# [Your goal]
Give every entry again, word for word.

# [Extracted information]

------------------------------------------------------------

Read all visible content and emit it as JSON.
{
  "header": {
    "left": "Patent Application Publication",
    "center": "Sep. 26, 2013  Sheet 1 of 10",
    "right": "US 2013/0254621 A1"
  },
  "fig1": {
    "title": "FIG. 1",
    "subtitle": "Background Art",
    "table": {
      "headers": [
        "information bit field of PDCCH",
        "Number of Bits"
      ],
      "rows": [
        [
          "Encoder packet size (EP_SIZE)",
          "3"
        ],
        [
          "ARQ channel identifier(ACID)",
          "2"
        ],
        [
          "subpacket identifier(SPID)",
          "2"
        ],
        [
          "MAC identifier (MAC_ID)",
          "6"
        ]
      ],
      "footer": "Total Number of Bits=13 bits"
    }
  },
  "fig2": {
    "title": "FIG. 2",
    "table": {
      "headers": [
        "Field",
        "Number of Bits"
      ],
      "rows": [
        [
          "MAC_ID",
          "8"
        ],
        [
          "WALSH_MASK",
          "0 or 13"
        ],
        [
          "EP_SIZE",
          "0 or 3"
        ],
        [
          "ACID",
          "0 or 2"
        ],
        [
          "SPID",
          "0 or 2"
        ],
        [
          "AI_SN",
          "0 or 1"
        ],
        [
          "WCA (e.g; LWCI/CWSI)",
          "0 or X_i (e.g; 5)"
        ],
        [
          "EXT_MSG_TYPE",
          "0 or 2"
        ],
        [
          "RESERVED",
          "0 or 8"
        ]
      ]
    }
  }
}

------------------------------------------------------------

# [Result below]
Read all visible content and emit it as JSON.
{
  "header": {
    "left": "Patent Application Publication",
    "center": "Sep. 26, 2013  Sheet 1 of 10",
    "right": "US 2013/0254621 A1"
  },
  "fig1": {
    "title": "FIG. 1",
    "subtitle": "Background Art",
    "table": {
      "headers": [
        "information bit field of PDCCH",
        "Number of Bits"
      ],
      "rows": [
        [
          "Encoder packet size (EP_SIZE)",
          "3"
        ],
        [
          "ARQ channel identifier(ACID)",
          "2"
        ],
        [
          "subpacket identifier(SPID)",
          "2"
        ],
        [
          "MAC identifier (MAC_ID)",
          "6"
        ]
      ],
      "footer": "Total Number of Bits=13 bits"
    }
  },
  "fig2": {
    "title": "FIG. 2",
    "table": {
      "headers": [
        "Field",
        "Number of Bits"
      ],
      "rows": [
        [
          "MAC_ID",
          "8"
        ],
        [
          "WALSH_MASK",
          "0 or 13"
        ],
        [
          "EP_SIZE",
          "0 or 3"
        ],
        [
          "ACID",
          "0 or 2"
        ],
        [
          "SPID",
          "0 or 2"
        ],
        [
          "AI_SN",
          "0 or 1"
        ],
        [
          "WCA (e.g; LWCI/CWSI)",
          "0 or X_i (e.g; 5)"
        ],
        [
          "EXT_MSG_TYPE",
          "0 or 2"
        ],
        [
          "RESERVED",
          "0 or 8"
        ]
      ]
    }
  }
}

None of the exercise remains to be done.